## [Given records]
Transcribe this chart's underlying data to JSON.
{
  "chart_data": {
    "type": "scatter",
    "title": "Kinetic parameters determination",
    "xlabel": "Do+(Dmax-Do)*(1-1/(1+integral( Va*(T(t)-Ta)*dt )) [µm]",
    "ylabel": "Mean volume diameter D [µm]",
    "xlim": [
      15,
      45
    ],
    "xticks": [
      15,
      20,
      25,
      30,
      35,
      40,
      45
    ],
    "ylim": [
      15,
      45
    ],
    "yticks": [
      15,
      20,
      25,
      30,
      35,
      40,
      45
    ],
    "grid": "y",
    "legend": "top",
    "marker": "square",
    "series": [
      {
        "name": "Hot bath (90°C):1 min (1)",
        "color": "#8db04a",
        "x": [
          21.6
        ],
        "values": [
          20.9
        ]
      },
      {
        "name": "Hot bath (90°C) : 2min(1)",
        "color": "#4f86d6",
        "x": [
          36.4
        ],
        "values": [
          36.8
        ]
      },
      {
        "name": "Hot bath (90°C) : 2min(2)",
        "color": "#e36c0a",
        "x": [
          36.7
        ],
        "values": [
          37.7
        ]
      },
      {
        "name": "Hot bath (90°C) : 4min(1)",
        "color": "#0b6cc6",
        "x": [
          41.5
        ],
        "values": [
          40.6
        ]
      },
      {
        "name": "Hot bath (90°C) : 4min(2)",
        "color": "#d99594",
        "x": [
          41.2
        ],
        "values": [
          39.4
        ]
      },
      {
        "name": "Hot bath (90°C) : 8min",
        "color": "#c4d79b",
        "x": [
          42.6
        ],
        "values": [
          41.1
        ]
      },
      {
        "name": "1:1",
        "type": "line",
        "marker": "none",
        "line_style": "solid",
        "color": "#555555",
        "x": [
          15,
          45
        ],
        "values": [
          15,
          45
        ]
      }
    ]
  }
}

## [Set problem]
Can you reproduce all the material exactly?

## [Output of the task]
Transcribe this chart's underlying data to JSON.
{
  "chart_data": {
    "type": "scatter",
    "title": "Kinetic parameters determination",
    "xlabel": "Do+(Dmax-Do)*(1-1/(1+integral( Va*(T(t)-Ta)*dt )) [µm]",
    "ylabel": "Mean volume diameter D [µm]",
    "xlim": [
      15,
      45
    ],
    "xticks": [
      15,
      20,
      25,
      30,
      35,
      40,
      45
    ],
    "ylim": [
      15,
      45
    ],
    "yticks": [
      15,
      20,
      25,
      30,
      35,
      40,
      45
    ],
    "grid": "y",
    "legend": "top",
    "marker": "square",
    "series": [
      {
        "name": "Hot bath (90°C):1 min (1)",
        "color": "#8db04a",
        "x": [
          21.6
        ],
        "values": [
          20.9
        ]
      },
      {
        "name": "Hot bath (90°C) : 2min(1)",
        "color": "#4f86d6",
        "x": [
          36.4
        ],
        "values": [
          36.8
        ]
      },
      {
        "name": "Hot bath (90°C) : 2min(2)",
        "color": "#e36c0a",
        "x": [
          36.7
        ],
        "values": [
          37.7
        ]
      },
      {
        "name": "Hot bath (90°C) : 4min(1)",
        "color": "#0b6cc6",
        "x": [
          41.5
        ],
        "values": [
          40.6
        ]
      },
      {
        "name": "Hot bath (90°C) : 4min(2)",
        "color": "#d99594",
        "x": [
          41.2
        ],
        "values": [
          39.4
        ]
      },
      {
        "name": "Hot bath (90°C) : 8min",
        "color": "#c4d79b",
        "x": [
          42.6
        ],
        "values": [
          41.1
        ]
      },
      {
        "name": "1:1",
        "type": "line",
        "marker": "none",
        "line_style": "solid",
        "color": "#555555",
        "x": [
          15,
          45
        ],
        "values": [
          15,
          45
        ]
      }
    ]
  }
}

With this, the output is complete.